- _GIVEN EXERCISE 1_
Copy the passage of the FUSE patch reply from "Re: [PATCH 1/1]" up to and including "invalidate_inode_pages2() / invalidate_inode_pages2_range()".
- _GIVEN EXERCISE 2_
According to the FUSE patch reply, what does filemap_invalidate_pages() do when writeback errors out?

Re: [PATCH 1/1] fuse: Use filemap_invalidate_pages()

[Date Prev][Date Next][Thread Prev][Thread Next][Date Index][Thread Index]

 



On Thu, Jul 3, 2025 at 12:25 PM Matthew Wilcox (Oracle)
<willy@xxxxxxxxxxxxx> wrote:
>
> FUSE relies on invalidate_inode_pages2() / invalidate_inode_pages2_range()
> doing writeback by calling fuse_launder_folio().  While this works, it
> is inefficient as each page is written back and waited for individually.
> Far better to call filemap_invalidate_pages() which will do a bulk write
> first, then remove the page cache.

This logic makes sense to me but what about the case where writeback
errors out? With invalidate_inode_pages2() /
invalidate_inode_pages2_range(), the pages still get unmapped, but
with filemap_invalidate_pages(), this will return an error without
unmapping. AFAICT, I think we would still want the unmapping to be
done if there's an error in writeback.

I'm a bit confused about the difference between "each page is written
back and waited for individually" vs bulk write. AFAICT, with the bulk
write, which calls ->writepages(), in fuse this will still write each
page/folio individually through write_cache_pages() and AFAICT, each
page/folio is also waited for individually in
__filemap_fdatawait_range(). With doing the bulk write, I wonder if
this sometimes could be more inefficient than doing the writeback only
after it's been unmapped, eg if there's writes after the
filemap_invalidate_pages() writeback, we'd end up doing 2 writebacks.

[Layout region records]
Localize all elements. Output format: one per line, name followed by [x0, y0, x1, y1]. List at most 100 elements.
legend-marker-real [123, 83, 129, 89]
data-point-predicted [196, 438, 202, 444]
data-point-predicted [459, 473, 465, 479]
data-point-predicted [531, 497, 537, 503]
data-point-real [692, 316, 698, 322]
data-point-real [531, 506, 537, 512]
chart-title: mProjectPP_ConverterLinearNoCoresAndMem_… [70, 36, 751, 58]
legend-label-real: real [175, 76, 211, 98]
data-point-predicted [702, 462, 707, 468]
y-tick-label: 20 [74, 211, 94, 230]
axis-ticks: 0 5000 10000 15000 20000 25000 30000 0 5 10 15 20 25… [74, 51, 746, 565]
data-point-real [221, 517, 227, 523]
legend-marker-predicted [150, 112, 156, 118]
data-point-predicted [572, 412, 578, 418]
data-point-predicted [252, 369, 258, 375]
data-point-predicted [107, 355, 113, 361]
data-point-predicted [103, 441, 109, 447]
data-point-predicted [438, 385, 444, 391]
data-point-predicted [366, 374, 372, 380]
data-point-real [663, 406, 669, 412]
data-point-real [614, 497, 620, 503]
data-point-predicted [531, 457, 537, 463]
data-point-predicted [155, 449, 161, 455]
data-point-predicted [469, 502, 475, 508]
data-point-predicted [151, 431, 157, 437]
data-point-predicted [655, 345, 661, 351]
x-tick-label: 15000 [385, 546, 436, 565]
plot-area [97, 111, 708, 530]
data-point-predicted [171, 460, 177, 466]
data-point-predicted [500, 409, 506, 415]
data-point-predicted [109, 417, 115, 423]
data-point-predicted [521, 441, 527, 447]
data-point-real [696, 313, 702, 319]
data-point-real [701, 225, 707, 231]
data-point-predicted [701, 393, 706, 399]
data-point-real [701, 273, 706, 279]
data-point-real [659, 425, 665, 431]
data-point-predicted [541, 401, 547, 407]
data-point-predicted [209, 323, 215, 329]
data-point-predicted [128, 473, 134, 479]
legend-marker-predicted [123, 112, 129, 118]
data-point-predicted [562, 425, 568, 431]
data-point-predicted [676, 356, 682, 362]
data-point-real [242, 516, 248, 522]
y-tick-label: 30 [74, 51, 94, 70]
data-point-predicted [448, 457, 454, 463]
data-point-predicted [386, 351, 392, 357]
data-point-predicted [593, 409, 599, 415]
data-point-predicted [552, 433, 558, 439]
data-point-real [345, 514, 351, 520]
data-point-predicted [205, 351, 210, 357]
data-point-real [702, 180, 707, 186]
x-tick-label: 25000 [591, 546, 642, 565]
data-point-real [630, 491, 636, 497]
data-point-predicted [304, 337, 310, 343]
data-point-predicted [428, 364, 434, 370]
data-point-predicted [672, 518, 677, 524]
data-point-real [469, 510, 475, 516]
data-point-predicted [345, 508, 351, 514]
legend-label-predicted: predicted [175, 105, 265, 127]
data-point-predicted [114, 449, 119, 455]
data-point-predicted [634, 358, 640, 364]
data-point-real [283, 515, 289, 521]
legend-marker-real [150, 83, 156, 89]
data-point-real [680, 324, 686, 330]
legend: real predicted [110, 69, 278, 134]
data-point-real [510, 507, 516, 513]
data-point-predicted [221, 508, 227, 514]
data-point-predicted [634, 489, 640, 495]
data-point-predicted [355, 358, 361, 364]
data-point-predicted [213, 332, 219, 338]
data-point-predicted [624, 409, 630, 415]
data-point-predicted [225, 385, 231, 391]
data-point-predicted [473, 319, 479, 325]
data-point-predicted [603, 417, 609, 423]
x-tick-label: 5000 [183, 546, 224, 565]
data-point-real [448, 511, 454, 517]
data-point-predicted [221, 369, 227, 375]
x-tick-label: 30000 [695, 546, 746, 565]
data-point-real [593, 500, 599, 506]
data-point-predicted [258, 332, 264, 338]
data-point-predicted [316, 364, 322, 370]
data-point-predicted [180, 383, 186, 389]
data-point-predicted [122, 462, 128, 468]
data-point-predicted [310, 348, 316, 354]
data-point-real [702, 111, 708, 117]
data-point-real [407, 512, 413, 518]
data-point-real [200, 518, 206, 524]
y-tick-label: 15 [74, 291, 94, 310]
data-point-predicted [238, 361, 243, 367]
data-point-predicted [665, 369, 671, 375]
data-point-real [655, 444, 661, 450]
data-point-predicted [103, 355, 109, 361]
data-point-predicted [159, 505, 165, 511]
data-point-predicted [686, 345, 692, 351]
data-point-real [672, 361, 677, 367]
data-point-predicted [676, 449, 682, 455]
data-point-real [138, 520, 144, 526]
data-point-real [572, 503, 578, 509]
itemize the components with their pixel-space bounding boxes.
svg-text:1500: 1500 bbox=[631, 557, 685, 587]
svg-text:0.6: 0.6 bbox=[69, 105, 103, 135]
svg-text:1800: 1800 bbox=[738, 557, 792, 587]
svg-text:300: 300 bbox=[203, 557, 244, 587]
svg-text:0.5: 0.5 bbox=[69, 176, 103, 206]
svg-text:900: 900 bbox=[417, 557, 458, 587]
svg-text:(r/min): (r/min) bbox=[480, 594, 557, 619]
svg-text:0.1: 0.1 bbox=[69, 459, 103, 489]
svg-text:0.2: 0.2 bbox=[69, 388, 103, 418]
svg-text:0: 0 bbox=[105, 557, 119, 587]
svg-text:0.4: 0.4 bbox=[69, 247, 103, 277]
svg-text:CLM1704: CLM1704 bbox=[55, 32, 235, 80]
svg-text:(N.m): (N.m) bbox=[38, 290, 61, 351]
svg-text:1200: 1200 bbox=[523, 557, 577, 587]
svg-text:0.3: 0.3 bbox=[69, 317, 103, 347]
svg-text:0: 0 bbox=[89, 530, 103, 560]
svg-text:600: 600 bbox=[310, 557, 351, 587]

- _RESPONSE 1_
Re: [PATCH 1/1] fuse: Use filemap_invalidate_pages()

[Date Prev][Date Next][Thread Prev][Thread Next][Date Index][Thread Index]

 



On Thu, Jul 3, 2025 at 12:25 PM Matthew Wilcox (Oracle)
<willy@xxxxxxxxxxxxx> wrote:
>
> FUSE relies on invalidate_inode_pages2() / invalidate_inode_pages2_range()

- _RESPONSE 2_
It returns an error without unmapping the pages.